REQUIREMENT
Look through the data for the string "تقوله". Copy every line where it is found.

..........

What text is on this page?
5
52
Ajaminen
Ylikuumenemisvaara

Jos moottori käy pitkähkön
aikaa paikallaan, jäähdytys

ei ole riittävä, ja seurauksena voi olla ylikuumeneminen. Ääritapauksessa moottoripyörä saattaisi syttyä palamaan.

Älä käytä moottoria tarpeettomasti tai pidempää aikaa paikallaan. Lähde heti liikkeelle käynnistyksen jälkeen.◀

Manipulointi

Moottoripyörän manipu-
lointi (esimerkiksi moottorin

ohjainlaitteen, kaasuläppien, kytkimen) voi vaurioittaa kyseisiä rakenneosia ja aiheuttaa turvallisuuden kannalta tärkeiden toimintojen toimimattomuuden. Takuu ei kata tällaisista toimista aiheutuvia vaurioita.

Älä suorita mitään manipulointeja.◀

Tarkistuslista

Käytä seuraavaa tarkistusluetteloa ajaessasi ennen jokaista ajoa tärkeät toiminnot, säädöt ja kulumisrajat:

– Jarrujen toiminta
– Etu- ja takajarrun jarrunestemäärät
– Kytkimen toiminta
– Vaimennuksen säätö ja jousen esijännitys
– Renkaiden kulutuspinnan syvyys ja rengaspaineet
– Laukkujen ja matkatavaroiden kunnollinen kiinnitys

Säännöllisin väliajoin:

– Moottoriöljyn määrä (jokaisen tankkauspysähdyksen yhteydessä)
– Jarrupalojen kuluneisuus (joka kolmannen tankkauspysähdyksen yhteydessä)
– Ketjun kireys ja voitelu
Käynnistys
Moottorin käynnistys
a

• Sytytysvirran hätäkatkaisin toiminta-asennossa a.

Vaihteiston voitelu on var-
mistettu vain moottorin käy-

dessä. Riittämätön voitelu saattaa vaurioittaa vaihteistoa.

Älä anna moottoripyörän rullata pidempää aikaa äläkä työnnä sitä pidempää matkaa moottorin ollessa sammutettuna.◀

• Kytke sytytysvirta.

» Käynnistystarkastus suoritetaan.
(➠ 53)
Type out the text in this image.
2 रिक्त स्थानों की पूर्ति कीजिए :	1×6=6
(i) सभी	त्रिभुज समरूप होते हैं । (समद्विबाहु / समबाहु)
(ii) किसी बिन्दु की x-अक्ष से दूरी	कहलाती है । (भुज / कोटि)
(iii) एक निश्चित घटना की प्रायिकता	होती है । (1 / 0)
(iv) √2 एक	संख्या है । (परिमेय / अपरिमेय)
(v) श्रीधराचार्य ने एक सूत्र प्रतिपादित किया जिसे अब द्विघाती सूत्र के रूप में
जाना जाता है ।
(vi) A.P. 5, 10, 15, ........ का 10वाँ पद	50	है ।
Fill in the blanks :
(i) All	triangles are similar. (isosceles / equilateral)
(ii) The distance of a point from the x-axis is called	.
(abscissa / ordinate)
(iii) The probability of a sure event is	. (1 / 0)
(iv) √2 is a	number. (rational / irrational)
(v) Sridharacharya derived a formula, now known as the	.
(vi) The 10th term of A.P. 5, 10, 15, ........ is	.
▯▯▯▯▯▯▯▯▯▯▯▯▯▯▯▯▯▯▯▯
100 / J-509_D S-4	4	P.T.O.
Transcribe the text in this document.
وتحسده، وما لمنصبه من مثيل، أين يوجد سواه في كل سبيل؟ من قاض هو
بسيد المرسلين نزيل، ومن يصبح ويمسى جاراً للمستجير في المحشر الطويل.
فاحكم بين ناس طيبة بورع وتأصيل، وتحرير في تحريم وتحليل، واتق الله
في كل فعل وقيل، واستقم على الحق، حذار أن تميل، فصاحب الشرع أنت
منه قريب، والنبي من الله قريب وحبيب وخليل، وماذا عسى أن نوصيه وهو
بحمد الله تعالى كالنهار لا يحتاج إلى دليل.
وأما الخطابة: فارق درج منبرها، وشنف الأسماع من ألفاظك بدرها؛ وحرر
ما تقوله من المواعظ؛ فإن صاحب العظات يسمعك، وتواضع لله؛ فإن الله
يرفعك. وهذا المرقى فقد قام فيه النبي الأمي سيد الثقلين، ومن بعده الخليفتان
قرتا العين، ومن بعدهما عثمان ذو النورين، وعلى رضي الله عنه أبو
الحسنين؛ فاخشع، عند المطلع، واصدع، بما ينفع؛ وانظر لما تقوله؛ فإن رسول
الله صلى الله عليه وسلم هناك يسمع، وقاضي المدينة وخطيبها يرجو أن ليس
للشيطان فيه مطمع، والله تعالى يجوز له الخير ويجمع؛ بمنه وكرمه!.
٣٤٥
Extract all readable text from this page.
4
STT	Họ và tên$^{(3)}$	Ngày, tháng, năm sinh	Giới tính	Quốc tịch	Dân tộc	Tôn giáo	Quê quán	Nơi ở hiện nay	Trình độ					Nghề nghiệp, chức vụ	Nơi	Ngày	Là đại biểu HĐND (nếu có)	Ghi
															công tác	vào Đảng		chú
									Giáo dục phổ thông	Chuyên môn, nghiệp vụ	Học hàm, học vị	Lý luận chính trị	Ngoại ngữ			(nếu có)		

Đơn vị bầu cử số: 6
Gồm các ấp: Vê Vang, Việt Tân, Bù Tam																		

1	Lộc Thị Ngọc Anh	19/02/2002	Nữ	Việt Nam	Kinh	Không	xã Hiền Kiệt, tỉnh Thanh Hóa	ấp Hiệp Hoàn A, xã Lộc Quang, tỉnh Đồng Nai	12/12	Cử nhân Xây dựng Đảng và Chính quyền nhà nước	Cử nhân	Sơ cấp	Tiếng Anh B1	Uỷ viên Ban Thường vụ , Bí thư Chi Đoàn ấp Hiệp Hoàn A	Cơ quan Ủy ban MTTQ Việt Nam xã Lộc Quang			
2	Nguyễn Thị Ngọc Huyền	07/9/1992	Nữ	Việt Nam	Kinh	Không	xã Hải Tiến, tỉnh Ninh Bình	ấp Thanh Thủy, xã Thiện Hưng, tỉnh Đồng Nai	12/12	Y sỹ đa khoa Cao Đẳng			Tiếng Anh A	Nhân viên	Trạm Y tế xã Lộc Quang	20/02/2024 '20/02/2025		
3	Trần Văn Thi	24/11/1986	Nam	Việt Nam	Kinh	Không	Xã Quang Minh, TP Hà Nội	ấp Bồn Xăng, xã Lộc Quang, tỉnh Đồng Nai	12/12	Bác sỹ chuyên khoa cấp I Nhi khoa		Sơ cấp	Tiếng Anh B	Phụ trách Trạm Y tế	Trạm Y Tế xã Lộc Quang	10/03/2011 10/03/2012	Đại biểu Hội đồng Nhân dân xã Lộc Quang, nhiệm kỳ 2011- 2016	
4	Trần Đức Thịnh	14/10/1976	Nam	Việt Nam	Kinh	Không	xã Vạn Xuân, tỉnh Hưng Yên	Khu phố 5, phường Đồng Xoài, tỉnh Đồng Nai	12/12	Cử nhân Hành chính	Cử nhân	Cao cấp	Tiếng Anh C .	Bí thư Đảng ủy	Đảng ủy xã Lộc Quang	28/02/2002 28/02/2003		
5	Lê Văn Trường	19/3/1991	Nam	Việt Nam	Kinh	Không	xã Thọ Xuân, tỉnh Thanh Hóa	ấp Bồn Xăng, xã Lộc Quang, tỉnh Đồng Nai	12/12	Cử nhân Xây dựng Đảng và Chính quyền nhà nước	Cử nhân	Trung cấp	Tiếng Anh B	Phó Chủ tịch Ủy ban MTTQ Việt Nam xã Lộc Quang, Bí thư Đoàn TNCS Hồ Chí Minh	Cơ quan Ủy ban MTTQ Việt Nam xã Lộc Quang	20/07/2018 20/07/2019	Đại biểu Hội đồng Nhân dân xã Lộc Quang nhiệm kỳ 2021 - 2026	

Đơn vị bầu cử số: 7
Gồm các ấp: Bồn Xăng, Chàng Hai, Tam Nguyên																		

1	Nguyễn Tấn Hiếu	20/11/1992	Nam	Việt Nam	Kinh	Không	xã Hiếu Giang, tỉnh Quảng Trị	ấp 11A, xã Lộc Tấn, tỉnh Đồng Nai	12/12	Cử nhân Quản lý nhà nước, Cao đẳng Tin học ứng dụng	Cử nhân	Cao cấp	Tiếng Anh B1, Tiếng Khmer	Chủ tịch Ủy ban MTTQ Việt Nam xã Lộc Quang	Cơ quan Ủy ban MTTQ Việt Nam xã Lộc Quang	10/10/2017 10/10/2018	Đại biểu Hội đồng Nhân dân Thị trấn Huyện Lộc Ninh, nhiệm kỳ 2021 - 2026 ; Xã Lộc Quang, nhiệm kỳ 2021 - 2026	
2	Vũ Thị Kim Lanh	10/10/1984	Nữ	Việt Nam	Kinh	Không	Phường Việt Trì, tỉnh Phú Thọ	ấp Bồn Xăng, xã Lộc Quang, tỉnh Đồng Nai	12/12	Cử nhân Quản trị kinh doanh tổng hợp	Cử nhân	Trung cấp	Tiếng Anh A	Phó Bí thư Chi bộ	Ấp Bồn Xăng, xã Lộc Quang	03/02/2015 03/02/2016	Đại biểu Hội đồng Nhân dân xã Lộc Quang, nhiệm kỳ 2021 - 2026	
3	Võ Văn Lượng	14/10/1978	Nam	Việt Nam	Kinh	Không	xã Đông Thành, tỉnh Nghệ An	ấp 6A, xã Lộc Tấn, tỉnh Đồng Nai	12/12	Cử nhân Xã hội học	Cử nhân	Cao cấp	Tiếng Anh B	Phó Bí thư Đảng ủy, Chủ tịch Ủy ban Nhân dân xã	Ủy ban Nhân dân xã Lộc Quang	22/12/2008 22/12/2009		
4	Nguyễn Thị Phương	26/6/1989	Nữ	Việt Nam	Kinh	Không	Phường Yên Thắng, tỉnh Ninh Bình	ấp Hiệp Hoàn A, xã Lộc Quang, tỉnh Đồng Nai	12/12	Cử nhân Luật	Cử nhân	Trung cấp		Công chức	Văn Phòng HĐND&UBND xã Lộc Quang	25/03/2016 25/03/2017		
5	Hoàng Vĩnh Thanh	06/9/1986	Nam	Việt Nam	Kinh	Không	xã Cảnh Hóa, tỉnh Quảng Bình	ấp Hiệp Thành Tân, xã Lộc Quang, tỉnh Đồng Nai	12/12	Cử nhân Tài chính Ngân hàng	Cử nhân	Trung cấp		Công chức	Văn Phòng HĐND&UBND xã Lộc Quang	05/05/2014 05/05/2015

..........

SOLVED EXERCISE
ما تقوله من المواعظ؛ فإن صاحب العظات يسمعك، وتواضع لله؛ فإن الله
الحسنين؛ فاخشع، عند المطلع، واصدع، بما ينفع؛ وانظر لما تقوله؛ فإن رسول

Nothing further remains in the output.